> **AIM**: Please return the data from the start through the line that contains "star-decoration: [143, 780, 149, 786]", copying every line unchanged.

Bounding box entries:
start

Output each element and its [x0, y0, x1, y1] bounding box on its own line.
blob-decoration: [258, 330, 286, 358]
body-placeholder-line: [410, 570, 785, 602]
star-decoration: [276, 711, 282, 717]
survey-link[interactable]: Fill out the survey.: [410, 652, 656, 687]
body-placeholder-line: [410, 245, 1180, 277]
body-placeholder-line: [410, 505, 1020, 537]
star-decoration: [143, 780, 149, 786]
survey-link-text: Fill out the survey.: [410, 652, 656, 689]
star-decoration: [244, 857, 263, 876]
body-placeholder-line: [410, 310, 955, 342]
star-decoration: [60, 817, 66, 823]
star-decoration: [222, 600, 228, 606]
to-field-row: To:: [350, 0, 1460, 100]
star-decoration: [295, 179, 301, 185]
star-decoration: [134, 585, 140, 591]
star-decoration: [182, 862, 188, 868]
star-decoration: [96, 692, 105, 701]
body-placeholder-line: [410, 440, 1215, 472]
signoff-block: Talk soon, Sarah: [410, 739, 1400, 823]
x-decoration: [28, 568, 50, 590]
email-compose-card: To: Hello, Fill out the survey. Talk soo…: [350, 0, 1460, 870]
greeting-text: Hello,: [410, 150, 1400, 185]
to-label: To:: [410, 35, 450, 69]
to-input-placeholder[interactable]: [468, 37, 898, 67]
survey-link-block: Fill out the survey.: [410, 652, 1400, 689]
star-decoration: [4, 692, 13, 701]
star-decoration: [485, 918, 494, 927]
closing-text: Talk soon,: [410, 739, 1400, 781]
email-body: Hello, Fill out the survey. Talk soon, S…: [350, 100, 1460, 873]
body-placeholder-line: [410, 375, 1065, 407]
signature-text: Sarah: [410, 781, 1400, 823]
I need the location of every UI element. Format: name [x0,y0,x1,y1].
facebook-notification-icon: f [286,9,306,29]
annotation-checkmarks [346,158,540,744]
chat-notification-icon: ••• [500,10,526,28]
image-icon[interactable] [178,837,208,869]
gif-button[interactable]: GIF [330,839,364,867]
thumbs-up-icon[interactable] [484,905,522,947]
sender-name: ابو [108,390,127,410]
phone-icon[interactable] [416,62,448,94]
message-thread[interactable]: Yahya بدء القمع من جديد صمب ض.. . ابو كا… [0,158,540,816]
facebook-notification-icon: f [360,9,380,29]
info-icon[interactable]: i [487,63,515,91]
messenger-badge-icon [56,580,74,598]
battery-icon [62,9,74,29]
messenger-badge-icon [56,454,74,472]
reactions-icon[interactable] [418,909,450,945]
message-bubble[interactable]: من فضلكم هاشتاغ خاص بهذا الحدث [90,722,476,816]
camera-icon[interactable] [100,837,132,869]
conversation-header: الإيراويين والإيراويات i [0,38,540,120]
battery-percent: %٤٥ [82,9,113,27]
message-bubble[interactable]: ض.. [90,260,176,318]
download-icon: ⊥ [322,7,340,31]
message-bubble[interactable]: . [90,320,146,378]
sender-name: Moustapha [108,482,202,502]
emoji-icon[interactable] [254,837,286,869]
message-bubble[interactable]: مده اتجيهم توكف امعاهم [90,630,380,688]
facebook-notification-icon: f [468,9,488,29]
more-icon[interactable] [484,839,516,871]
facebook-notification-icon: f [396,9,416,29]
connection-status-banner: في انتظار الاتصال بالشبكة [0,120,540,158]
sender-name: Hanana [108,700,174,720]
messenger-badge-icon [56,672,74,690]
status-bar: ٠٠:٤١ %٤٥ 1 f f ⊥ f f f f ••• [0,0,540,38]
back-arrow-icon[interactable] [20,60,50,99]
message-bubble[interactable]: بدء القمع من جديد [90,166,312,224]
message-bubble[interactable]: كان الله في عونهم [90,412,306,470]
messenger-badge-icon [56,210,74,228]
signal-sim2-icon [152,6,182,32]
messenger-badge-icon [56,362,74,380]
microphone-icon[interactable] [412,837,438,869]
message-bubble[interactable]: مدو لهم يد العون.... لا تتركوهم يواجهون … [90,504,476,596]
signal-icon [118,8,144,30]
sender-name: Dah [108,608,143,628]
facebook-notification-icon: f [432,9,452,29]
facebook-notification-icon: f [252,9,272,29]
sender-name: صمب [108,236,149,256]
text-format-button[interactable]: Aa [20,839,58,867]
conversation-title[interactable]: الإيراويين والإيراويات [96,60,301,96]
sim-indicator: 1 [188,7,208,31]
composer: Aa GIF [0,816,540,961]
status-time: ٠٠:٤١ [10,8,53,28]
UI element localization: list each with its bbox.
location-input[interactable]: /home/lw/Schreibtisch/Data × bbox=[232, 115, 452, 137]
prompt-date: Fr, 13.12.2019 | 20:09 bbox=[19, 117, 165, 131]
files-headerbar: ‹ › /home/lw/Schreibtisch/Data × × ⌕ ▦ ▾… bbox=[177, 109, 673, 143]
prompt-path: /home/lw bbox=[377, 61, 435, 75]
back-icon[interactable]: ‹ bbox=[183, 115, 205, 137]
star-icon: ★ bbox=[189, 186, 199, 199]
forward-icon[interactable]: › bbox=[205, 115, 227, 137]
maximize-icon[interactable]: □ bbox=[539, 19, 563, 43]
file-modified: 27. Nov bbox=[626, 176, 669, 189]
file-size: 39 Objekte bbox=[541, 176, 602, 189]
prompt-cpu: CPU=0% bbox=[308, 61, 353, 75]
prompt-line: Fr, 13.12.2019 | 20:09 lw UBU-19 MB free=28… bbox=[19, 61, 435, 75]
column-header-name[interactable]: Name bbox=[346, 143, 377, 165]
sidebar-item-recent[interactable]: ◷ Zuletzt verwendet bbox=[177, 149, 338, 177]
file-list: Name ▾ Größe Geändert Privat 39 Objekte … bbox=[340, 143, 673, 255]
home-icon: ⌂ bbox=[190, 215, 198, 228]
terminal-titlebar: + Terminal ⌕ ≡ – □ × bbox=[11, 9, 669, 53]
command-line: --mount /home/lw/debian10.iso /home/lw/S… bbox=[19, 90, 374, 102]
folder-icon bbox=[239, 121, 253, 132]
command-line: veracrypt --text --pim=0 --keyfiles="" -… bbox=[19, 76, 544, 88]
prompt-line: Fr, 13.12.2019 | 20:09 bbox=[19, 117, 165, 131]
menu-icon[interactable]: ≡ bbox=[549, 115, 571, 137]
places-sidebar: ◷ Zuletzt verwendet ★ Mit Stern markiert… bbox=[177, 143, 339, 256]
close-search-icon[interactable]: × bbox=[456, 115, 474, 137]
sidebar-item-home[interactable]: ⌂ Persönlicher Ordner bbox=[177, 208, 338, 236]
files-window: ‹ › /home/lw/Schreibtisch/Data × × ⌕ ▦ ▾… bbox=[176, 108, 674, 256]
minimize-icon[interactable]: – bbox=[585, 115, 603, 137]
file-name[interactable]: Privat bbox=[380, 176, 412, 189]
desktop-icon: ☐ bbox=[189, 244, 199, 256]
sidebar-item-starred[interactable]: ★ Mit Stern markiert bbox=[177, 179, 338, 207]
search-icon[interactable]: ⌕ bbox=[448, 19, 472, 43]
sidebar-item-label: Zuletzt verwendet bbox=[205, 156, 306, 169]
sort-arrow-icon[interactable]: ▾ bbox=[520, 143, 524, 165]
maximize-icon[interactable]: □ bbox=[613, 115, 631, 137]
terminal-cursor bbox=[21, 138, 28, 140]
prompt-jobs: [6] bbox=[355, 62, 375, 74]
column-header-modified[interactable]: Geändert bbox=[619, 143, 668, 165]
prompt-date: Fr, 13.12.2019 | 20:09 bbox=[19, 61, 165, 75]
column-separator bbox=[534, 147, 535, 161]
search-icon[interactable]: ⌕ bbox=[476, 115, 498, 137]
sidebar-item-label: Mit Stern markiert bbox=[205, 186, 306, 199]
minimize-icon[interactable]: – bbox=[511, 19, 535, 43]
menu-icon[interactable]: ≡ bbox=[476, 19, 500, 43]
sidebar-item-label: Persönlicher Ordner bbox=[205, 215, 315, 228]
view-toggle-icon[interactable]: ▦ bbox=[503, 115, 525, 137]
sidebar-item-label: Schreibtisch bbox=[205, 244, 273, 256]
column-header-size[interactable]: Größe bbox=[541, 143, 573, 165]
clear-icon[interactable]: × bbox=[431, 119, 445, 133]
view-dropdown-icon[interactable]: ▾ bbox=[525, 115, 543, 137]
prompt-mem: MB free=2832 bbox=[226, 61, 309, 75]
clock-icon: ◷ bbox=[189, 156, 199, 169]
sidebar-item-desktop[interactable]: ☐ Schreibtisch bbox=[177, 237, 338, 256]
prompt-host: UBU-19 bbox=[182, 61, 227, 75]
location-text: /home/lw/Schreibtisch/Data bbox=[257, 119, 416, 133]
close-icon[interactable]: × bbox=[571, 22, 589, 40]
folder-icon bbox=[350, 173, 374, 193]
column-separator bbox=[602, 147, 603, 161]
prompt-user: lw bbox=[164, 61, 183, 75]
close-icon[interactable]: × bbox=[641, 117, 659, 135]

end

> **WORKED SOLUTION**:
Output each element and its [x0, y0, x1, y1] bounding box on its own line.
blob-decoration: [258, 330, 286, 358]
body-placeholder-line: [410, 570, 785, 602]
star-decoration: [276, 711, 282, 717]
survey-link[interactable]: Fill out the survey.: [410, 652, 656, 687]
body-placeholder-line: [410, 245, 1180, 277]
body-placeholder-line: [410, 505, 1020, 537]
star-decoration: [143, 780, 149, 786]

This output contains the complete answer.